_INSTRUCTIONS FOR THE TASK_:
Lines containing the string "нормативов" are to be collected in full.

** begin ENTRIES PROVIDED **

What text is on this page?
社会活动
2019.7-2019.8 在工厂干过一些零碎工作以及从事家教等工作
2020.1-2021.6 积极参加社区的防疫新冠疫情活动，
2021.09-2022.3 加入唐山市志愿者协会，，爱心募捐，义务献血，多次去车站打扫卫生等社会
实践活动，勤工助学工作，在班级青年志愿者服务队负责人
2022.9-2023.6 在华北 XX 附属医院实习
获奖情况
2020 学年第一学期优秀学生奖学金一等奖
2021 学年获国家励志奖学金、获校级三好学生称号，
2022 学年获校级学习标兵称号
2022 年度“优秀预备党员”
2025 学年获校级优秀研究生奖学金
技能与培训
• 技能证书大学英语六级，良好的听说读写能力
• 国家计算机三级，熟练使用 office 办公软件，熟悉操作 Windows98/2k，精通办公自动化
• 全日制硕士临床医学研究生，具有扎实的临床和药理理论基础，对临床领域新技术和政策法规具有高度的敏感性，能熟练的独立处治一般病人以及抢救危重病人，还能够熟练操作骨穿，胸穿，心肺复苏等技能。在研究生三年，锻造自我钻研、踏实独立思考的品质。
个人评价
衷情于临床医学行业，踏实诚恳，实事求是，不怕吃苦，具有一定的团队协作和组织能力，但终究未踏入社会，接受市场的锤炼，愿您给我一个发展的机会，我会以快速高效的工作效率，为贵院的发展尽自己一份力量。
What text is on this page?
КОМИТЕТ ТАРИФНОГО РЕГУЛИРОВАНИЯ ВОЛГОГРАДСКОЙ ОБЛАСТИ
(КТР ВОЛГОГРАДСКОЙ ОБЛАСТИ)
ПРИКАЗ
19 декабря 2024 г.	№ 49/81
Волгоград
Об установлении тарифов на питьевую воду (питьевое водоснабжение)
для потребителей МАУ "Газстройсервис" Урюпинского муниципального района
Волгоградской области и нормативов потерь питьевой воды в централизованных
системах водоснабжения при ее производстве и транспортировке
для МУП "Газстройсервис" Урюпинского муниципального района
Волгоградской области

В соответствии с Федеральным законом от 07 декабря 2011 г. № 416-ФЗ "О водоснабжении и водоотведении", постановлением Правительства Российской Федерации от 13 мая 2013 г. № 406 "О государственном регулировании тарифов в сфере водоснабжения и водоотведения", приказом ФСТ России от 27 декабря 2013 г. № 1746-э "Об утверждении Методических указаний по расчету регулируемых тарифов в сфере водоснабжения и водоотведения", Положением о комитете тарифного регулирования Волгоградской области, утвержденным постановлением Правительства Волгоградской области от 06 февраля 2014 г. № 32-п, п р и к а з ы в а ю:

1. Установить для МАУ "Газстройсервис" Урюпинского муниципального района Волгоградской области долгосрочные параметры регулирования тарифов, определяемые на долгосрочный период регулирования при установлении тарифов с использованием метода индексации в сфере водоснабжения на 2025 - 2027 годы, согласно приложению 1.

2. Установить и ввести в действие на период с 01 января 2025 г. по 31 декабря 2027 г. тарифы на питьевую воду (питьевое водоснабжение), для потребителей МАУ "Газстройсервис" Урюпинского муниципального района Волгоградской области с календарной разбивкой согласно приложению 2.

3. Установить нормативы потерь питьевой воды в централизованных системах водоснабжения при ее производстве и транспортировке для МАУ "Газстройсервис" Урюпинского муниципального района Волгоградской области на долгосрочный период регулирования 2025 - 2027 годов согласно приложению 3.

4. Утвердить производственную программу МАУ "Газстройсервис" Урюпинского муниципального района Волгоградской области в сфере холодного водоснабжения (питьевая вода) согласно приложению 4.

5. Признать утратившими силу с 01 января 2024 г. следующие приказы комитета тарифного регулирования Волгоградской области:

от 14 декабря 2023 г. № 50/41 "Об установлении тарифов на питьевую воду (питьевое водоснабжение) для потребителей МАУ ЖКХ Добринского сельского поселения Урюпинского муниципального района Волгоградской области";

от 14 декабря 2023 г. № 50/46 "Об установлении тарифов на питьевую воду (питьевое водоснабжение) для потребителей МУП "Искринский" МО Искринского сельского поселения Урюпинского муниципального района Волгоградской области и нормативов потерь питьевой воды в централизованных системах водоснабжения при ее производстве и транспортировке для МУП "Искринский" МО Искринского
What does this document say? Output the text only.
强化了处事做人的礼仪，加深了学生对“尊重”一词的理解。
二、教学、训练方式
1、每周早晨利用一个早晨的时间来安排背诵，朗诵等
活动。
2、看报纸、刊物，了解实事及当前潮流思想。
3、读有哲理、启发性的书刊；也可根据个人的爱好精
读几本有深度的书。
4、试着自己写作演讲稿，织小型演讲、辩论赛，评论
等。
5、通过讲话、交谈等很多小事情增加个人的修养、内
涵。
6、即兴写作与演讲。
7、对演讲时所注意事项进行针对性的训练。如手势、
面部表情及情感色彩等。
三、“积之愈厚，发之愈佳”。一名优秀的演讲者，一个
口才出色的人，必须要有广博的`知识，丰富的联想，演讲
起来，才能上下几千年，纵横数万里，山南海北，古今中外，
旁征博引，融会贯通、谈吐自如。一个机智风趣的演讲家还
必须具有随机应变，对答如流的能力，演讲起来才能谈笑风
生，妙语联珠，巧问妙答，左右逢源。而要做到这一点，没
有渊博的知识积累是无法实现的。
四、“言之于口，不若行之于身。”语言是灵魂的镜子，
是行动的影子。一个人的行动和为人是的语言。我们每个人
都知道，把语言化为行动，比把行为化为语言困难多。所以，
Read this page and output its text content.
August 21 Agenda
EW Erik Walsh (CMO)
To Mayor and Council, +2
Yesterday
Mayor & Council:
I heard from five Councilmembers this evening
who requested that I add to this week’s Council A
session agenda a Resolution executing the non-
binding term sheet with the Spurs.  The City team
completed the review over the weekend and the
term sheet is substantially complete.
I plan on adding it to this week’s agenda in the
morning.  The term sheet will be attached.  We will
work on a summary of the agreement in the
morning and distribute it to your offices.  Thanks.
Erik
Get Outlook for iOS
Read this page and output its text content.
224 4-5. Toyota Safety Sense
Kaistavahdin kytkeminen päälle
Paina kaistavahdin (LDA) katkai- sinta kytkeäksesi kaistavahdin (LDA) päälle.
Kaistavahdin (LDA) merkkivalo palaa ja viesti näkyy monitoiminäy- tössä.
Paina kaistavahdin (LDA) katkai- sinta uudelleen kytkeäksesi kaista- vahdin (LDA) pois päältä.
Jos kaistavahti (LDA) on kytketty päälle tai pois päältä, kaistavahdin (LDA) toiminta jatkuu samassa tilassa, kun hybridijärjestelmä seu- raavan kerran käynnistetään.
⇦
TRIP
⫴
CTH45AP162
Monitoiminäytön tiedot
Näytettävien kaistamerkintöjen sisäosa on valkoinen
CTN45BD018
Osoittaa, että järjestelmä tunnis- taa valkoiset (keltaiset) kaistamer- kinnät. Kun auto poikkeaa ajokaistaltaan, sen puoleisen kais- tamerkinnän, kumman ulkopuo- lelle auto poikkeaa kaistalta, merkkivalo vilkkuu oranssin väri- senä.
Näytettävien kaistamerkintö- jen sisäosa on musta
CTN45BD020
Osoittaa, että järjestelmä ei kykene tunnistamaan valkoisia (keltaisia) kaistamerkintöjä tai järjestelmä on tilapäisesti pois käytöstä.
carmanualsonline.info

** end ENTRIES PROVIDED **

_ANSWER FOR THIS EXERCISE_:
Волгоградской области и нормативов потерь питьевой воды в централизованных
от 14 декабря 2023 г. № 50/46 "Об установлении тарифов на питьевую воду (питьевое водоснабжение) для потребителей МУП "Искринский" МО Искринского сельского поселения Урюпинского муниципального района Волгоградской области и нормативов потерь питьевой воды в централизованных системах водоснабжения при ее производстве и транспортировке для МУП "Искринский" МО Искринского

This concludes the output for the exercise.